### WRITTEN INSTRUCTION
Quote the records below in full, exactly as given, with the images taken out.

### ENTRIES
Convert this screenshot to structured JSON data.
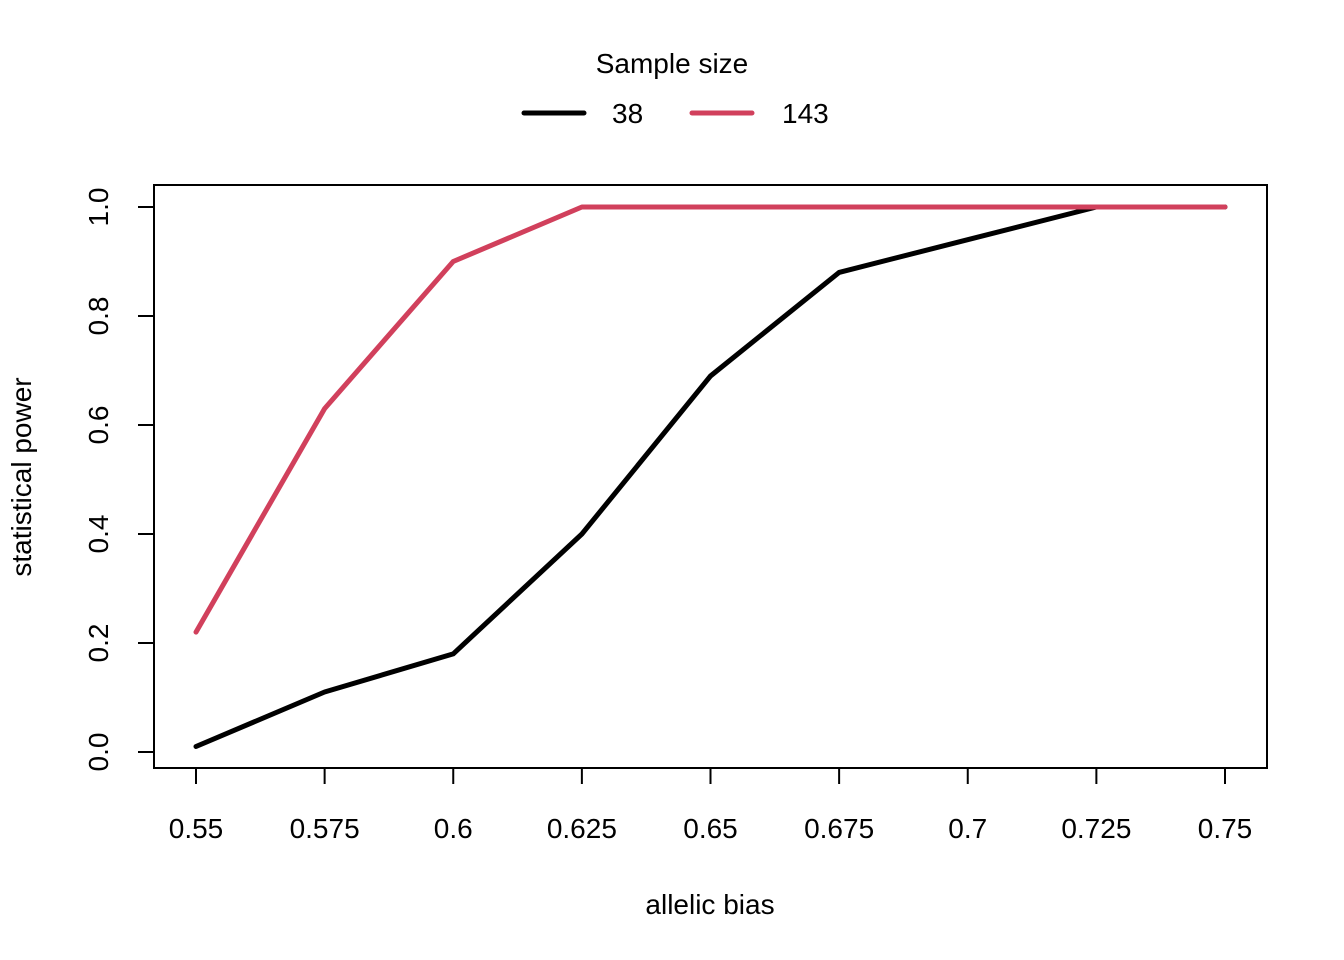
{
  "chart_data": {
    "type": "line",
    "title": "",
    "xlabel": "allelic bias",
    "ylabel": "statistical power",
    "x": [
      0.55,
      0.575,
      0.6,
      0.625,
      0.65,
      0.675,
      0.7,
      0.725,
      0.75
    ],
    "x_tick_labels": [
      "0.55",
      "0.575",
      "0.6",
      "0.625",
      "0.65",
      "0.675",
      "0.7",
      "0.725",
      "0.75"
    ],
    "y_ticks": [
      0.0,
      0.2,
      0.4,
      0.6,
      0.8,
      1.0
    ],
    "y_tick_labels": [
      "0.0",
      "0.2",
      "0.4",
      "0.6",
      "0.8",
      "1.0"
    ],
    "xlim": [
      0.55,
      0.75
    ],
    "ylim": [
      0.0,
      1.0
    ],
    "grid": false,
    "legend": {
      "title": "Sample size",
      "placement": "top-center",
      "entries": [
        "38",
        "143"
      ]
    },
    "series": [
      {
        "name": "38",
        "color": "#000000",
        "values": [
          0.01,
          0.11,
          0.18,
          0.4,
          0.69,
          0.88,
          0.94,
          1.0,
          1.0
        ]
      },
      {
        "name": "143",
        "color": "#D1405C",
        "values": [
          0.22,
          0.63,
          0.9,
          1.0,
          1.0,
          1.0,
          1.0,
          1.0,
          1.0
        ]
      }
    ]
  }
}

### OUTPUT OF THE EXERCISE
Convert this screenshot to structured JSON data.
{
  "chart_data": {
    "type": "line",
    "title": "",
    "xlabel": "allelic bias",
    "ylabel": "statistical power",
    "x": [
      0.55,
      0.575,
      0.6,
      0.625,
      0.65,
      0.675,
      0.7,
      0.725,
      0.75
    ],
    "x_tick_labels": [
      "0.55",
      "0.575",
      "0.6",
      "0.625",
      "0.65",
      "0.675",
      "0.7",
      "0.725",
      "0.75"
    ],
    "y_ticks": [
      0.0,
      0.2,
      0.4,
      0.6,
      0.8,
      1.0
    ],
    "y_tick_labels": [
      "0.0",
      "0.2",
      "0.4",
      "0.6",
      "0.8",
      "1.0"
    ],
    "xlim": [
      0.55,
      0.75
    ],
    "ylim": [
      0.0,
      1.0
    ],
    "grid": false,
    "legend": {
      "title": "Sample size",
      "placement": "top-center",
      "entries": [
        "38",
        "143"
      ]
    },
    "series": [
      {
        "name": "38",
        "color": "#000000",
        "values": [
          0.01,
          0.11,
          0.18,
          0.4,
          0.69,
          0.88,
          0.94,
          1.0,
          1.0
        ]
      },
      {
        "name": "143",
        "color": "#D1405C",
        "values": [
          0.22,
          0.63,
          0.9,
          1.0,
          1.0,
          1.0,
          1.0,
          1.0,
          1.0
        ]
      }
    ]
  }
}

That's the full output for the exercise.